— start of Data to use —
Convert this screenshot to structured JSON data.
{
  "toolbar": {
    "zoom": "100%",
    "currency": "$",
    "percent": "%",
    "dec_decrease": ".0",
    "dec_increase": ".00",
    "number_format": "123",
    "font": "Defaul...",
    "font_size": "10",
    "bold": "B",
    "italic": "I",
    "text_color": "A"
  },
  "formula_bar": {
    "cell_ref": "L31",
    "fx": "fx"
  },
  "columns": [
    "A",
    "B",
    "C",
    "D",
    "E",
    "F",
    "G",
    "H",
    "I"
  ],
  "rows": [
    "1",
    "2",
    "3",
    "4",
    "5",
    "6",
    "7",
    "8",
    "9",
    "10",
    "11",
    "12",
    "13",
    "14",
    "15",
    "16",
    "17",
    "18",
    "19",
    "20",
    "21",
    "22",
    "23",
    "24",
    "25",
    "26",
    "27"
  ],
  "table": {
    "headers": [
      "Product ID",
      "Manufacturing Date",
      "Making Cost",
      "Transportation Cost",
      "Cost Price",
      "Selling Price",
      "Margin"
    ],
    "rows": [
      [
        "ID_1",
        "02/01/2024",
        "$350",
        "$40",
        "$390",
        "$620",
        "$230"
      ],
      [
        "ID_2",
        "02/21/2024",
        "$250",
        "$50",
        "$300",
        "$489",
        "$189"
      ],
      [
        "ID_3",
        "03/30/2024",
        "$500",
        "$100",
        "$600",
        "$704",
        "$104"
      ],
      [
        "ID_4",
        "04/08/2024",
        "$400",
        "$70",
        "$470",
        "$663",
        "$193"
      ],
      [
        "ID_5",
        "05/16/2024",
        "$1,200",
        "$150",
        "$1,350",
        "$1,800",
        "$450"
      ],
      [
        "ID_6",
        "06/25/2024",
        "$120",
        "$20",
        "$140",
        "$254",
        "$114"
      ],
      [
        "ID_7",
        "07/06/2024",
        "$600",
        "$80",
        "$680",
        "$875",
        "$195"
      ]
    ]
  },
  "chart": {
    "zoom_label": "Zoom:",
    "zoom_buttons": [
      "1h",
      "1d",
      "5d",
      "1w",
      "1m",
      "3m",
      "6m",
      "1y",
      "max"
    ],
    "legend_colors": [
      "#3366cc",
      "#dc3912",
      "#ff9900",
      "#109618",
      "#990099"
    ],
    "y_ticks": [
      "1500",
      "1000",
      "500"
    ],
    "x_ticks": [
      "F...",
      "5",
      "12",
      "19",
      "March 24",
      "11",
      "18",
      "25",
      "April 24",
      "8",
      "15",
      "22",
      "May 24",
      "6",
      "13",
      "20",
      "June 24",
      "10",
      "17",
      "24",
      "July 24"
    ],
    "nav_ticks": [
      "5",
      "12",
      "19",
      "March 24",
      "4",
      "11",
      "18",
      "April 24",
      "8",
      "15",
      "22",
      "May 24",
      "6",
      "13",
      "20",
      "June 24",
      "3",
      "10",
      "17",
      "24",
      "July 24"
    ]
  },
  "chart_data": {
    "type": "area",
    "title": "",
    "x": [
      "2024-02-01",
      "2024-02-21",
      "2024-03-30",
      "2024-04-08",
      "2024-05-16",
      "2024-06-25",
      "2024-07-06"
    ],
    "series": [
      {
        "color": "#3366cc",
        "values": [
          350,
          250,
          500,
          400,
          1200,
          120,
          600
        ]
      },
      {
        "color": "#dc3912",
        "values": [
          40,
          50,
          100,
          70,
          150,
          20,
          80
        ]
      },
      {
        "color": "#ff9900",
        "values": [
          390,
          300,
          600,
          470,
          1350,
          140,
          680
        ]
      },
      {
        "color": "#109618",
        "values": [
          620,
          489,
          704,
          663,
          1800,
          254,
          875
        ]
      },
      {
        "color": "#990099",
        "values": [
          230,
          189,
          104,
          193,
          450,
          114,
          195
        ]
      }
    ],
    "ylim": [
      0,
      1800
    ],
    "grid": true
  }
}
— end of Data to use —
#### Given exercise
Read through the entries and copy each line in which "Cost" appears.

#### The answer
      "Making Cost",
      "Transportation Cost",
      "Cost Price",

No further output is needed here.